OBJECTIVE:
All entries below are to be set down again, identical to the source.

LISTED ENTRIES:
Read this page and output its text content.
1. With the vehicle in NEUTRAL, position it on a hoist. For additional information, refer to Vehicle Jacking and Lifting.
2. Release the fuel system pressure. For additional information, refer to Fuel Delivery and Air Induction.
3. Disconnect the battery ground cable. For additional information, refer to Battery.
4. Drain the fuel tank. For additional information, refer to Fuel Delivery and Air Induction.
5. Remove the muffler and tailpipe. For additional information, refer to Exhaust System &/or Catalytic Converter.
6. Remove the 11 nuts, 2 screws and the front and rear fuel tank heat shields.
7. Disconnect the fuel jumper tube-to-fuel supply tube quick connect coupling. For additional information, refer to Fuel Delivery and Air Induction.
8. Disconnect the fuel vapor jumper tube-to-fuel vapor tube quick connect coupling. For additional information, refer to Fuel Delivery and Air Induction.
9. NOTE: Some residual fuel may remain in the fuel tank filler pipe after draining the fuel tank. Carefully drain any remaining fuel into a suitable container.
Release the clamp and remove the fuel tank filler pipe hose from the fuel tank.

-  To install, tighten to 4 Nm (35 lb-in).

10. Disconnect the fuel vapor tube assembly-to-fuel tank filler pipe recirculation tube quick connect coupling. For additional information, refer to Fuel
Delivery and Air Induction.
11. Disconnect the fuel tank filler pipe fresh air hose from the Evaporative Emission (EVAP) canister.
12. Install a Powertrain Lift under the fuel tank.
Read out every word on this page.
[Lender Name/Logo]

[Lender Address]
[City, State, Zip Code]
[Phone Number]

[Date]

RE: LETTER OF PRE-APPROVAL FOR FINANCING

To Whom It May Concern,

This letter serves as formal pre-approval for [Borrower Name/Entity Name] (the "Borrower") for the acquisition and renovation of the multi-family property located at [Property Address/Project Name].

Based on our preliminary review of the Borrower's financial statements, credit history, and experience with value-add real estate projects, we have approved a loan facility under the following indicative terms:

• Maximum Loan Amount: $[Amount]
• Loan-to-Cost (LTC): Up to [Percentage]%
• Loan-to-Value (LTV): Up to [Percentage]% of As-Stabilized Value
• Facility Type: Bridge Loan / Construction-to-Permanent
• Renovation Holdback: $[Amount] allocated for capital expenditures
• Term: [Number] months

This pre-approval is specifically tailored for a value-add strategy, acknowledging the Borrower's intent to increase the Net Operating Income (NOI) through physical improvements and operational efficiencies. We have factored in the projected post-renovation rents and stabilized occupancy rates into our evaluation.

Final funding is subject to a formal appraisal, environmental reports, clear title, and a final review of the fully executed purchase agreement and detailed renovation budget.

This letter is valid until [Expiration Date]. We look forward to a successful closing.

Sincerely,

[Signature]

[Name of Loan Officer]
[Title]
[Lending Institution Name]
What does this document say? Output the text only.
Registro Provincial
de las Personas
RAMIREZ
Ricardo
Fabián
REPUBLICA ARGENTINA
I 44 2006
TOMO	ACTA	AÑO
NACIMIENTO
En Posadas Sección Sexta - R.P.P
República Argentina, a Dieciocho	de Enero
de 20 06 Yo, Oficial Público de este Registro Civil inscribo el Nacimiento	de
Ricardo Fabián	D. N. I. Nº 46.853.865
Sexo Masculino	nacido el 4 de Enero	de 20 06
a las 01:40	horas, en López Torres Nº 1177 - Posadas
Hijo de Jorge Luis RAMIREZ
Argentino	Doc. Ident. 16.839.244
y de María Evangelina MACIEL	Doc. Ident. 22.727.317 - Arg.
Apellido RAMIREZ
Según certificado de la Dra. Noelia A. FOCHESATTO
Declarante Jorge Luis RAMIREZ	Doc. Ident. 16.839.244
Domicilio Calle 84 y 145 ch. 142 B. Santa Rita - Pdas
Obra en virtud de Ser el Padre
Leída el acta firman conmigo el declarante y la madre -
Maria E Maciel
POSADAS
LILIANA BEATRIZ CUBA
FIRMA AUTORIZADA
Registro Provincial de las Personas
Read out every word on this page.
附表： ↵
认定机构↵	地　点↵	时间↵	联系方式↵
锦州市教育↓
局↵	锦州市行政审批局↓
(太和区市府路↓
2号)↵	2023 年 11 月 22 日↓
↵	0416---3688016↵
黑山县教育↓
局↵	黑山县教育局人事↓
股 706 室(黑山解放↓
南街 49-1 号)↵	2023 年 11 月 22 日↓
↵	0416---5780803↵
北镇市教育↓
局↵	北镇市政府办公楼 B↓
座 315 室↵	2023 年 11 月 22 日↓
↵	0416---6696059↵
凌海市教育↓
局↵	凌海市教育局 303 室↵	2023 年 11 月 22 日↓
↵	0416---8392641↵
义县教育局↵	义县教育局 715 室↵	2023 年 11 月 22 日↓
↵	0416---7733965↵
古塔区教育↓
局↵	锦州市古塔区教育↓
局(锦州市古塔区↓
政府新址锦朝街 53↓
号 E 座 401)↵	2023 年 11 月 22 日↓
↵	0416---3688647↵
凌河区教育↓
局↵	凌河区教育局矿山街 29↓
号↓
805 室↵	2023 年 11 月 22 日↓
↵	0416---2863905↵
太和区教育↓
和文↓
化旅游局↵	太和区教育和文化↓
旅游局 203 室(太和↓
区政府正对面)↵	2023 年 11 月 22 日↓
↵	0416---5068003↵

SOLVED PROBLEM:
Read this page and output its text content.
1. With the vehicle in NEUTRAL, position it on a hoist. For additional information, refer to Vehicle Jacking and Lifting.
2. Release the fuel system pressure. For additional information, refer to Fuel Delivery and Air Induction.
3. Disconnect the battery ground cable. For additional information, refer to Battery.
4. Drain the fuel tank. For additional information, refer to Fuel Delivery and Air Induction.
5. Remove the muffler and tailpipe. For additional information, refer to Exhaust System &/or Catalytic Converter.
6. Remove the 11 nuts, 2 screws and the front and rear fuel tank heat shields.
7. Disconnect the fuel jumper tube-to-fuel supply tube quick connect coupling. For additional information, refer to Fuel Delivery and Air Induction.
8. Disconnect the fuel vapor jumper tube-to-fuel vapor tube quick connect coupling. For additional information, refer to Fuel Delivery and Air Induction.
9. NOTE: Some residual fuel may remain in the fuel tank filler pipe after draining the fuel tank. Carefully drain any remaining fuel into a suitable container.
Release the clamp and remove the fuel tank filler pipe hose from the fuel tank.

-  To install, tighten to 4 Nm (35 lb-in).

10. Disconnect the fuel vapor tube assembly-to-fuel tank filler pipe recirculation tube quick connect coupling. For additional information, refer to Fuel
Delivery and Air Induction.
11. Disconnect the fuel tank filler pipe fresh air hose from the Evaporative Emission (EVAP) canister.
12. Install a Powertrain Lift under the fuel tank.
Read out every word on this page.
[Lender Name/Logo]

[Lender Address]
[City, State, Zip Code]
[Phone Number]

[Date]

RE: LETTER OF PRE-APPROVAL FOR FINANCING

To Whom It May Concern,

This letter serves as formal pre-approval for [Borrower Name/Entity Name] (the "Borrower") for the acquisition and renovation of the multi-family property located at [Property Address/Project Name].

Based on our preliminary review of the Borrower's financial statements, credit history, and experience with value-add real estate projects, we have approved a loan facility under the following indicative terms:

• Maximum Loan Amount: $[Amount]
• Loan-to-Cost (LTC): Up to [Percentage]%
• Loan-to-Value (LTV): Up to [Percentage]% of As-Stabilized Value
• Facility Type: Bridge Loan / Construction-to-Permanent
• Renovation Holdback: $[Amount] allocated for capital expenditures
• Term: [Number] months

This pre-approval is specifically tailored for a value-add strategy, acknowledging the Borrower's intent to increase the Net Operating Income (NOI) through physical improvements and operational efficiencies. We have factored in the projected post-renovation rents and stabilized occupancy rates into our evaluation.

Final funding is subject to a formal appraisal, environmental reports, clear title, and a final review of the fully executed purchase agreement and detailed renovation budget.

This letter is valid until [Expiration Date]. We look forward to a successful closing.

Sincerely,

[Signature]

[Name of Loan Officer]
[Title]
[Lending Institution Name]
What does this document say? Output the text only.
Registro Provincial
de las Personas
RAMIREZ
Ricardo
Fabián
REPUBLICA ARGENTINA
I 44 2006
TOMO	ACTA	AÑO
NACIMIENTO
En Posadas Sección Sexta - R.P.P
República Argentina, a Dieciocho	de Enero
de 20 06 Yo, Oficial Público de este Registro Civil inscribo el Nacimiento	de
Ricardo Fabián	D. N. I. Nº 46.853.865
Sexo Masculino	nacido el 4 de Enero	de 20 06
a las 01:40	horas, en López Torres Nº 1177 - Posadas
Hijo de Jorge Luis RAMIREZ
Argentino	Doc. Ident. 16.839.244
y de María Evangelina MACIEL	Doc. Ident. 22.727.317 - Arg.
Apellido RAMIREZ
Según certificado de la Dra. Noelia A. FOCHESATTO
Declarante Jorge Luis RAMIREZ	Doc. Ident. 16.839.244
Domicilio Calle 84 y 145 ch. 142 B. Santa Rita - Pdas
Obra en virtud de Ser el Padre
Leída el acta firman conmigo el declarante y la madre -
Maria E Maciel
POSADAS
LILIANA BEATRIZ CUBA
FIRMA AUTORIZADA
Registro Provincial de las Personas
Read out every word on this page.
附表： ↵
认定机构↵	地　点↵	时间↵	联系方式↵
锦州市教育↓
局↵	锦州市行政审批局↓
(太和区市府路↓
2号)↵	2023 年 11 月 22 日↓
↵	0416---3688016↵
黑山县教育↓
局↵	黑山县教育局人事↓
股 706 室(黑山解放↓
南街 49-1 号)↵	2023 年 11 月 22 日↓
↵	0416---5780803↵
北镇市教育↓
局↵	北镇市政府办公楼 B↓
座 315 室↵	2023 年 11 月 22 日↓
↵	0416---6696059↵
凌海市教育↓
局↵	凌海市教育局 303 室↵	2023 年 11 月 22 日↓
↵	0416---8392641↵
义县教育局↵	义县教育局 715 室↵	2023 年 11 月 22 日↓
↵	0416---7733965↵
古塔区教育↓
局↵	锦州市古塔区教育↓
局(锦州市古塔区↓
政府新址锦朝街 53↓
号 E 座 401)↵	2023 年 11 月 22 日↓
↵	0416---3688647↵
凌河区教育↓
局↵	凌河区教育局矿山街 29↓
号↓
805 室↵	2023 年 11 月 22 日↓
↵	0416---2863905↵
太和区教育↓
和文↓
化旅游局↵	太和区教育和文化↓
旅游局 203 室(太和↓
区政府正对面)↵	2023 年 11 月 22 日↓
↵	0416---5068003↵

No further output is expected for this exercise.